## CONSEGNA DI LAVORO 1
Stampa dal brano sul 270bis contestato ad Anna Beniamino il passo da "Da quando la" a "contributo alla DNAA.".
## CONSEGNA DI LAVORO 2
Secondo il brano sul 270bis contestato ad Anna Beniamino, da quando un nucleo della polizia penitenziaria ha iniziato a dare il proprio contributo alla DNAA?
## CONSEGNA DI LAVORO 3
Riprendi il brano sul 270bis contestato ad Anna Beniamino e proseguilo dal punto in cui si interrompe.

## BRANO SCELTO

= = =

Ancora un 270bis contestato all’anarchica Anna Beniamino

Da quando la DNAA (Direzione Nazionale Antimafia e Antiterrorismo), dal 2015, coordina le varie procure antiterrorismo, queste ultime gareggiano a chi ha il 270bis più facile. A questa competizione tra teste pensanti si è unita anche la polizia penitenziaria un cui nucleo, a partire dall’autunno del 2020, ha iniziato a dare il proprio contributo alla DNAA.

= = =

## DATI IN ESAME
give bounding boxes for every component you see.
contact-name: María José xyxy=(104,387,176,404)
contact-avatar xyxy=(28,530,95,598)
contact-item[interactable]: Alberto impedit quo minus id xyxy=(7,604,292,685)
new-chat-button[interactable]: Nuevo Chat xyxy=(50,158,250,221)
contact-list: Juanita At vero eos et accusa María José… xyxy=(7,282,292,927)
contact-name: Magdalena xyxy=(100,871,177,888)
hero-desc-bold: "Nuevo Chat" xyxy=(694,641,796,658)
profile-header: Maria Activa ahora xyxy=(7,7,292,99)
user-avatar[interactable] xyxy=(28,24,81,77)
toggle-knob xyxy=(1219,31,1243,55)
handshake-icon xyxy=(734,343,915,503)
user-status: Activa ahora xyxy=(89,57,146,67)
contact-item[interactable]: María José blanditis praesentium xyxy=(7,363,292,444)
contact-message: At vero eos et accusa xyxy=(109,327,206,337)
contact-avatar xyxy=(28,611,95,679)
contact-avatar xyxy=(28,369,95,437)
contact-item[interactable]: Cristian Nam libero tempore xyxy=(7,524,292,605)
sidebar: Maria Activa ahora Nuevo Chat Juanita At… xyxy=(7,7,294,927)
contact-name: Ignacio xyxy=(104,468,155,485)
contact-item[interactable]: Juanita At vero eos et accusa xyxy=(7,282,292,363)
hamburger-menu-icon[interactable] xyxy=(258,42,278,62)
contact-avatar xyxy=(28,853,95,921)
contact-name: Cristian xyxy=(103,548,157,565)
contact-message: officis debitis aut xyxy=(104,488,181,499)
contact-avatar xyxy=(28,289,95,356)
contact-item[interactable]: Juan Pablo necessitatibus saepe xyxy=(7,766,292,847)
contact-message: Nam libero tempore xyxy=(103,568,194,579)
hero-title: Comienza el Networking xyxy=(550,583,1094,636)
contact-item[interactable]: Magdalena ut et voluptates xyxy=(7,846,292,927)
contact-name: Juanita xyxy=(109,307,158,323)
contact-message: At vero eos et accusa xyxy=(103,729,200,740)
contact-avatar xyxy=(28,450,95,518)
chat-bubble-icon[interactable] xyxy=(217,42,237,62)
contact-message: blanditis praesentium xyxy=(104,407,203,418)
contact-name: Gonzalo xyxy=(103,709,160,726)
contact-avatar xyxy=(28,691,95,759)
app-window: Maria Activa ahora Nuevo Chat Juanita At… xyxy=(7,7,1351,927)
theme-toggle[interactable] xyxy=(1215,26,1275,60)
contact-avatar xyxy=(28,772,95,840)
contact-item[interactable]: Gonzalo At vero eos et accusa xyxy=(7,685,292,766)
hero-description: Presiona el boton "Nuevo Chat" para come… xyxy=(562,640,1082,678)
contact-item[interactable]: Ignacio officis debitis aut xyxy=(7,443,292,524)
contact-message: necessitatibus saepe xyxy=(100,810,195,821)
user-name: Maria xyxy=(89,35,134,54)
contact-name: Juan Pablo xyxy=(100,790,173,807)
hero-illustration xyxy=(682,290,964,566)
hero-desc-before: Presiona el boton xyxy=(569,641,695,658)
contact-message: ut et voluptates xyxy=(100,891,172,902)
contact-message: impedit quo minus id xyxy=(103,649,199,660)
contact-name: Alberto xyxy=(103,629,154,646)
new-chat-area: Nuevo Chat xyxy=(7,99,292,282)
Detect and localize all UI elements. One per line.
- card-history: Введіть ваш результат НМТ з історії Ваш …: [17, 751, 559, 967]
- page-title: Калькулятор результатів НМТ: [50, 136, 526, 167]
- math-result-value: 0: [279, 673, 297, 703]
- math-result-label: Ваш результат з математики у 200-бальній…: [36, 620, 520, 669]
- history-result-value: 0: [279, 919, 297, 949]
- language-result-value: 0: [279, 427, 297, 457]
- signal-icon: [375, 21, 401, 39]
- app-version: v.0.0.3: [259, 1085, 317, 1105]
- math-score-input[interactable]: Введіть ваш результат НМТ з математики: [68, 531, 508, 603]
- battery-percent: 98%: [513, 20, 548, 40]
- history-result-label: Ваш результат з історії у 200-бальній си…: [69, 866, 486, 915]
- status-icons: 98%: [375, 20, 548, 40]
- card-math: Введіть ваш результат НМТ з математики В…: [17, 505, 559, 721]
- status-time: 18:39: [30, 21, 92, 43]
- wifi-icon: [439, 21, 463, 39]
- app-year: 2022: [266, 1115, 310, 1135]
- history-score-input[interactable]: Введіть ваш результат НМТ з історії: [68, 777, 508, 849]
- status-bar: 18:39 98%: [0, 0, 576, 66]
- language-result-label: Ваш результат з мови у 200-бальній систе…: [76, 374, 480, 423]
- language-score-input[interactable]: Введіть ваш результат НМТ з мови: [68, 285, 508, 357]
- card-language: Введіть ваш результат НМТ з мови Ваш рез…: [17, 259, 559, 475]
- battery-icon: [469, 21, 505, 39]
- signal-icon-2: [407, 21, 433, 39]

= = =

## SOLUZIONE ESERCIZIO 1
Da quando la DNAA (Direzione Nazionale Antimafia e Antiterrorismo), dal 2015, coordina le varie procure antiterrorismo, queste ultime gareggiano a chi ha il 270bis più facile. A questa competizione tra teste pensanti si è unita anche la polizia penitenziaria un cui nucleo, a partire dall’autunno del 2020, ha iniziato a dare il proprio contributo alla DNAA.

## SOLUZIONE ESERCIZIO 2
A partire dall'autunno del 2020.

## SOLUZIONE ESERCIZIO 3
Così lo scorso venerdì 26 febbraio la Digos di Messina si è recata nel carcere di quella città per notificare alla compagna Anna Beniamino un
nuovo 270bis. Secondo gli investigatori Anna avrebbe ricevuto via posta un hard-disk dal contenuto ancora ignoto, questa è la contestazione da cui parte tutto. Ironia – o meglio idiozia – vuole che l’hard-disk in questione contenga i faldoni d’indagine di un altro 270bis, quello
Scripta Manent, e che sia stato autorizzato ad Anna nel 2017 per darle modo di consultare le carte poliziesche di quel procedimento. Da allora
fino ad oggi ha seguito Anna per i vari casellari delle carceri in cui lei è transitata, dunque Rebibbia, L’Aquila, Lecce, Messina, di nuovo
Rebibbia e di nuovo Messina, fino all’arguta intuizione della procura messinese.